- _OBJECTIVE_: Copy each line containing the word "structured" from the records that follow, please.

- _RECORD SET_:

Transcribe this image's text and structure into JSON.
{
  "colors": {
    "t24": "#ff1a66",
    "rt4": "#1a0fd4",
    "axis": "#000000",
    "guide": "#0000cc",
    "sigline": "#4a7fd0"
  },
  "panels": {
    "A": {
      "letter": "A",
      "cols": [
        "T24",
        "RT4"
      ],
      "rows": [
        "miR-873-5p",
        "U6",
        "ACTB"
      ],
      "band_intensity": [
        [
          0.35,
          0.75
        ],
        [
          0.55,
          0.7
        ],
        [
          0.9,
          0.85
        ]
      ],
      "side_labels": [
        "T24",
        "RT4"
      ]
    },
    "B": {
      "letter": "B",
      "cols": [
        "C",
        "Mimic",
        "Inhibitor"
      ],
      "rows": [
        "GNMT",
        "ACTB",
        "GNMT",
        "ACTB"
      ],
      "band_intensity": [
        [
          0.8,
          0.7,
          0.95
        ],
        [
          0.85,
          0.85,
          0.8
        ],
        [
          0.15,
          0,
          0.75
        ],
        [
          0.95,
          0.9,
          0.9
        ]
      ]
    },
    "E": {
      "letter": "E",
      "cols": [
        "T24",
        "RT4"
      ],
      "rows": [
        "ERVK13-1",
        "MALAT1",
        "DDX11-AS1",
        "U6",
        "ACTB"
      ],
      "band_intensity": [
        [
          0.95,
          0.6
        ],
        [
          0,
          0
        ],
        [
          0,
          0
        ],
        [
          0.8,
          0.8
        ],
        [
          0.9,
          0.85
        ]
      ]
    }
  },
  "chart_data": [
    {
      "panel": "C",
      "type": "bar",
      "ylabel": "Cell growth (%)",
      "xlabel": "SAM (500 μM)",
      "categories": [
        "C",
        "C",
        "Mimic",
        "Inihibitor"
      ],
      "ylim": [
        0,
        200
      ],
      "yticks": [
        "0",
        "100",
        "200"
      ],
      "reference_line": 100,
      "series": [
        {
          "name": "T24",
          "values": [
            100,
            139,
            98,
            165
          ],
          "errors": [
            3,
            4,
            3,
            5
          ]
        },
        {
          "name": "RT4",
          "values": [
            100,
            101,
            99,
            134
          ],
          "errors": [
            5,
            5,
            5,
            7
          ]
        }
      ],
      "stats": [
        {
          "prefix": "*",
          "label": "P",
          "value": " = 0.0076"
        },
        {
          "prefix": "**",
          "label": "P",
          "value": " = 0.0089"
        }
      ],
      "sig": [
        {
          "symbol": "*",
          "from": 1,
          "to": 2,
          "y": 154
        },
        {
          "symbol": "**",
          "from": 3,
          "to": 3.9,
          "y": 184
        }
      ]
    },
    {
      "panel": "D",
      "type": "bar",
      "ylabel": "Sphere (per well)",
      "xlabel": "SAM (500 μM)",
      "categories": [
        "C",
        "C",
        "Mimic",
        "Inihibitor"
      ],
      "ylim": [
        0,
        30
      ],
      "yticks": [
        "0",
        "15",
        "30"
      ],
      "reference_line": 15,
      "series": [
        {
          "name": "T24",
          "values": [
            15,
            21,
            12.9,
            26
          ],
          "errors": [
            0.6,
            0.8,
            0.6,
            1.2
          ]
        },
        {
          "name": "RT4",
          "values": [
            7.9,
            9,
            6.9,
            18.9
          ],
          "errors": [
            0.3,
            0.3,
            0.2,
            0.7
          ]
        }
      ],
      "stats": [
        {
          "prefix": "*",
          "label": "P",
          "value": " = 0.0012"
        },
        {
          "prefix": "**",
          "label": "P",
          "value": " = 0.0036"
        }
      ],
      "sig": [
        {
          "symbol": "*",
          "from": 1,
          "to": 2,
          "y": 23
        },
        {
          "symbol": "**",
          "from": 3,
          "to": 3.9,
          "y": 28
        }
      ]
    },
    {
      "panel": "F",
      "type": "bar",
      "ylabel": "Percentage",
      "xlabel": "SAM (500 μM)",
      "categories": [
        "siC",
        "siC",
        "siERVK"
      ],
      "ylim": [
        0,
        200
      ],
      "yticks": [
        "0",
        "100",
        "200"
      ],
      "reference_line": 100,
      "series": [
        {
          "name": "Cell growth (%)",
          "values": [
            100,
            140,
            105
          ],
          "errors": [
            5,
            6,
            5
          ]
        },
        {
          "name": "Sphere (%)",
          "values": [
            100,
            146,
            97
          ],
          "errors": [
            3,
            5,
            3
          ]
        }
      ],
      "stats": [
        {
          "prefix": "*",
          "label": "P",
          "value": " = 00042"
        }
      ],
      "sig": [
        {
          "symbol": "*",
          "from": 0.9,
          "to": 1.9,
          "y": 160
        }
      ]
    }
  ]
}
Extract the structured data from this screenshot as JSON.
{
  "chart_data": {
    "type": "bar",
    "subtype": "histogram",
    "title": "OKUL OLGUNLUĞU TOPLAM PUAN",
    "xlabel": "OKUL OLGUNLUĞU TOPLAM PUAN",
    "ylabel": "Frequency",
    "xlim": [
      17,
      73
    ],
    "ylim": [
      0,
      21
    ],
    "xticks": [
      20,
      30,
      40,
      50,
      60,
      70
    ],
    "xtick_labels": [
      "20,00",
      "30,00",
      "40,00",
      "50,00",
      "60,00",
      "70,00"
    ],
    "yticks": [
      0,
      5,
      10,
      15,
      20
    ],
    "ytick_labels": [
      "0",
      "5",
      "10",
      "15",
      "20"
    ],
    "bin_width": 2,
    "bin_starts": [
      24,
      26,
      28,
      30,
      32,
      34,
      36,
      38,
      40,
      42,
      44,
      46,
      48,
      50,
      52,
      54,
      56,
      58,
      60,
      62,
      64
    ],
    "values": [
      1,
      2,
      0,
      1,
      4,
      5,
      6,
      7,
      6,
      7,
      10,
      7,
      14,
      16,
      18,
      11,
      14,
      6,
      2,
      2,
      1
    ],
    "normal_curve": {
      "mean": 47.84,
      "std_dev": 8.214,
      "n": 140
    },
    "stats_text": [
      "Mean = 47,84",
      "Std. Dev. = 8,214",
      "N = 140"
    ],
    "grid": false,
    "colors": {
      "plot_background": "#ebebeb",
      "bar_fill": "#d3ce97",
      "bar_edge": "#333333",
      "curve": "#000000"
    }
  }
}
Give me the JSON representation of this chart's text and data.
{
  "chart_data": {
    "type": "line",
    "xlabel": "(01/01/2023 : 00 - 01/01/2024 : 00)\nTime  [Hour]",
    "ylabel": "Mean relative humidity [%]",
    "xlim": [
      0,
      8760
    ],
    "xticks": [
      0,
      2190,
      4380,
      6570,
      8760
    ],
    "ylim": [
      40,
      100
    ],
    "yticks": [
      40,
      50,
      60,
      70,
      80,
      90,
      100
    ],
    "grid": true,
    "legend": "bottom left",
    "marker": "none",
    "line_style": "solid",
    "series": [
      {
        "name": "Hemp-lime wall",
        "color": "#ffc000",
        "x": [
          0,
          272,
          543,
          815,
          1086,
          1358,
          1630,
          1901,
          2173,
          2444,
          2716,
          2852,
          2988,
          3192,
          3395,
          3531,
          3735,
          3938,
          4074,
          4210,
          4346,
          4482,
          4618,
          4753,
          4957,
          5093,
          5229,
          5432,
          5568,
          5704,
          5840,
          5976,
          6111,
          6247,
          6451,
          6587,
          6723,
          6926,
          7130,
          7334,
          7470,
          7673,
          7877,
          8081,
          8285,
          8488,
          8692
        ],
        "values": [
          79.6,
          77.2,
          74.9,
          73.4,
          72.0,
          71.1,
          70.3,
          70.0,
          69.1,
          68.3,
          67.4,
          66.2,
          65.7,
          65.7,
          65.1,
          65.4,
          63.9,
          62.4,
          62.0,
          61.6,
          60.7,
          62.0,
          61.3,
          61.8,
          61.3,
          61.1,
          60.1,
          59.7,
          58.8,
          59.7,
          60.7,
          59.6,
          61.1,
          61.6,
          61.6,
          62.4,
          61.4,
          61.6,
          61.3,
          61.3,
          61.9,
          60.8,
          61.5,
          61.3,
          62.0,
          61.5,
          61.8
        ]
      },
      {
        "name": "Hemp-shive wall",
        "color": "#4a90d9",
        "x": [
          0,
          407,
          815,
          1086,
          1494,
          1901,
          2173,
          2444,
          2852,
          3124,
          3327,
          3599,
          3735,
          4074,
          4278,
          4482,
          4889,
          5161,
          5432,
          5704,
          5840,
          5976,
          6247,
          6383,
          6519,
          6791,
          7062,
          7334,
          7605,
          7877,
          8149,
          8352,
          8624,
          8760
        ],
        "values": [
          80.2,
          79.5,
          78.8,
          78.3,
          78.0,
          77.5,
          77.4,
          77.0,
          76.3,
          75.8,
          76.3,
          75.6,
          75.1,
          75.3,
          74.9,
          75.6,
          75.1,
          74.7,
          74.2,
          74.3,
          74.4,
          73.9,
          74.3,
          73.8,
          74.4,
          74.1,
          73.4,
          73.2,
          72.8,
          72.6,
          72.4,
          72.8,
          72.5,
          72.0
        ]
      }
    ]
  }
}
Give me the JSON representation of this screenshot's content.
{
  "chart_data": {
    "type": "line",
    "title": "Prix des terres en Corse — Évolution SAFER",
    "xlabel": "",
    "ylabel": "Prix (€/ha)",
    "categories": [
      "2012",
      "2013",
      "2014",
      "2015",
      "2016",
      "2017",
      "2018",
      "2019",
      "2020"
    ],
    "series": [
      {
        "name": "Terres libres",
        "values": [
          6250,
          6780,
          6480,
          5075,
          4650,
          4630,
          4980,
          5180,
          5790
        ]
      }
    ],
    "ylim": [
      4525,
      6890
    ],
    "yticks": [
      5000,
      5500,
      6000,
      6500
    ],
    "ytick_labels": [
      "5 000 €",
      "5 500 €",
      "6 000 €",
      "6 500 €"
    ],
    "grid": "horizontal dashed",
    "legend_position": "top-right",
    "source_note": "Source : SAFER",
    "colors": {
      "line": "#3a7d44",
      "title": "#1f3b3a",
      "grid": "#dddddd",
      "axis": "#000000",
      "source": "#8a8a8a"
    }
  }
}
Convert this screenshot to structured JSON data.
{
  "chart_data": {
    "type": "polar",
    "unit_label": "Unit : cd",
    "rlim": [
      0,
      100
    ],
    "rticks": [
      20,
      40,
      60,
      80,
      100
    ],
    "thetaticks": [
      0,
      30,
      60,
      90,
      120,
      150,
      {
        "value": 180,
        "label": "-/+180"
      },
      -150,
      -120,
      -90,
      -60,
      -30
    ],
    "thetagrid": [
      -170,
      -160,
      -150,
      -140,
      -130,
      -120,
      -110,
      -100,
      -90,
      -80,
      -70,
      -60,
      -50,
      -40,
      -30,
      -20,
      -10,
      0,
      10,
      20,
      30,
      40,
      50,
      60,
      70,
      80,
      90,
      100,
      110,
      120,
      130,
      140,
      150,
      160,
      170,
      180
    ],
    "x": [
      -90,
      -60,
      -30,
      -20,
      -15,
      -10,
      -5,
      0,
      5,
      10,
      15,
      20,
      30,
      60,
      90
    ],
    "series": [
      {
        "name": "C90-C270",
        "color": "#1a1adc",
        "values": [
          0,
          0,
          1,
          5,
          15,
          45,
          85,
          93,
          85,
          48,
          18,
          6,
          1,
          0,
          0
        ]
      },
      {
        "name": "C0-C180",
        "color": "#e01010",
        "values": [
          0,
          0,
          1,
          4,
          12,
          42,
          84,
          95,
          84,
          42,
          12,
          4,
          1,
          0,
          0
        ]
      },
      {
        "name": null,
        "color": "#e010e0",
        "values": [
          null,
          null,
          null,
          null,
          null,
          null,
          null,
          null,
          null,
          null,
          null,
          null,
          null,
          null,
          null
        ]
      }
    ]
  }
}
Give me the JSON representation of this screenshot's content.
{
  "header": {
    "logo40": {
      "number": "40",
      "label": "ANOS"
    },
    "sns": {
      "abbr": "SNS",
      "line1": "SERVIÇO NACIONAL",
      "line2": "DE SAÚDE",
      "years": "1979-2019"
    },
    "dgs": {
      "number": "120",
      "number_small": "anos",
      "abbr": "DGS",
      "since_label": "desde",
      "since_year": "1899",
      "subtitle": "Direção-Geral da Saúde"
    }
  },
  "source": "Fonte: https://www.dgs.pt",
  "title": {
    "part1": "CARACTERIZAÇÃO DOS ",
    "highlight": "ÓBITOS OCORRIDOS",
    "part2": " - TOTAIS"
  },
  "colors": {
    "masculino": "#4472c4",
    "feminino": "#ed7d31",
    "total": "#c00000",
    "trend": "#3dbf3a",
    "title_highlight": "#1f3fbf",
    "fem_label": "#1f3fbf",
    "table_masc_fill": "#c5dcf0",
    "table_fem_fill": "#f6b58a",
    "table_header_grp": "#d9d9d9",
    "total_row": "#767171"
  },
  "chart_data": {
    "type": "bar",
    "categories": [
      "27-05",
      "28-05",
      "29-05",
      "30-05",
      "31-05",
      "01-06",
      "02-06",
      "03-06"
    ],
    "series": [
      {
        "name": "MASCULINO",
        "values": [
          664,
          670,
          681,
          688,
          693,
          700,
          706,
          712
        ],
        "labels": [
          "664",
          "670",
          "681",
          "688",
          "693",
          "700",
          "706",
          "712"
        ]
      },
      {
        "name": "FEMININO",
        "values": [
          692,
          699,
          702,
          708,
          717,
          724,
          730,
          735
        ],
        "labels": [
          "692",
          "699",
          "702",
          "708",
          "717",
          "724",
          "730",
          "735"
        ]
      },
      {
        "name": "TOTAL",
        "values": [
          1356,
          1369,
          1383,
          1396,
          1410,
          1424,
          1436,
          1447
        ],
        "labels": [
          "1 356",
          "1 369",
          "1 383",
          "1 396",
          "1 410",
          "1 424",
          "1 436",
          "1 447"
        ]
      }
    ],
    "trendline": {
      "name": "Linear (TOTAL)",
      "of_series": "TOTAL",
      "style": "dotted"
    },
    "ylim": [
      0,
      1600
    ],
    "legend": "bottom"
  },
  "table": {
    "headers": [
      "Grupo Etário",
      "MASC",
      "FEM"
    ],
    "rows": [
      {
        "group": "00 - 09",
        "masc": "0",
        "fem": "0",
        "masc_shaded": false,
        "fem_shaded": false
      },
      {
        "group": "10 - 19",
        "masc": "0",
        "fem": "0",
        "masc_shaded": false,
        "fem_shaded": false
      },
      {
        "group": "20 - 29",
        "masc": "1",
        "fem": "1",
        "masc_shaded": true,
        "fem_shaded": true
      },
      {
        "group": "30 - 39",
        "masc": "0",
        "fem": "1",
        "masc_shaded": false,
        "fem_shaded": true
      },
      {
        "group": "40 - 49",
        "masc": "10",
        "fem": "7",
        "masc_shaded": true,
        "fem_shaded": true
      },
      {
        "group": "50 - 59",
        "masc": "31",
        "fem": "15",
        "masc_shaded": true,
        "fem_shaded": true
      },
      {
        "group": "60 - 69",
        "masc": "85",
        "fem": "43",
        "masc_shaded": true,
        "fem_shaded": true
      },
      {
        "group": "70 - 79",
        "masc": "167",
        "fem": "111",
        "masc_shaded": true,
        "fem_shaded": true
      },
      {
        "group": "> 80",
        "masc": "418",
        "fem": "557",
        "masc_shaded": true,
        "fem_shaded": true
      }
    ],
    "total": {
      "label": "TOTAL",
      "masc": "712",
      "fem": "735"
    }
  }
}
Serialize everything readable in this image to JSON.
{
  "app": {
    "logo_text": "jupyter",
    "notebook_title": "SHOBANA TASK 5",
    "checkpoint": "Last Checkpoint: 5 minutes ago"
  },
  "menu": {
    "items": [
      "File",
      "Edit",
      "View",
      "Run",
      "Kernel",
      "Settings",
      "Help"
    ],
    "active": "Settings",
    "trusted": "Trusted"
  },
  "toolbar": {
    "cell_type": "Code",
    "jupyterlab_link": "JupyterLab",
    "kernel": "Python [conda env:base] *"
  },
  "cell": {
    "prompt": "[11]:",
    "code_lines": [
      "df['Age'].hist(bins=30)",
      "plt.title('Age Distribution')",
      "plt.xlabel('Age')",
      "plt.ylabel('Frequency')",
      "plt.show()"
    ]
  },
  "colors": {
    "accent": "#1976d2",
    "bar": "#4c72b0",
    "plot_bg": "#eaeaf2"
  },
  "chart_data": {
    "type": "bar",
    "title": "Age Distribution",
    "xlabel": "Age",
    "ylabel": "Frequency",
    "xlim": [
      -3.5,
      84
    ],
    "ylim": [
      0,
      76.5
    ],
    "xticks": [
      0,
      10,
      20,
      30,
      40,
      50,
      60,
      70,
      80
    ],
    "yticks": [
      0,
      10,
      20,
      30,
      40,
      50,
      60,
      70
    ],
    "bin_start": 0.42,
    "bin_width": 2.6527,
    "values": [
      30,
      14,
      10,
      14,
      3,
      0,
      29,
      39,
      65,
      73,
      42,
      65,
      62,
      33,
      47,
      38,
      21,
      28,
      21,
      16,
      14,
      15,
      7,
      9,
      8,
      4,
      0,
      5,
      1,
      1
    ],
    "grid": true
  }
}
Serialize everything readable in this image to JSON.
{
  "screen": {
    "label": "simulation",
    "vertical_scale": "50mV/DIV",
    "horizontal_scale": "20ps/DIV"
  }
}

- _WRITTEN SOLUTION_:
Extract the structured data from this screenshot as JSON.
Convert this screenshot to structured JSON data.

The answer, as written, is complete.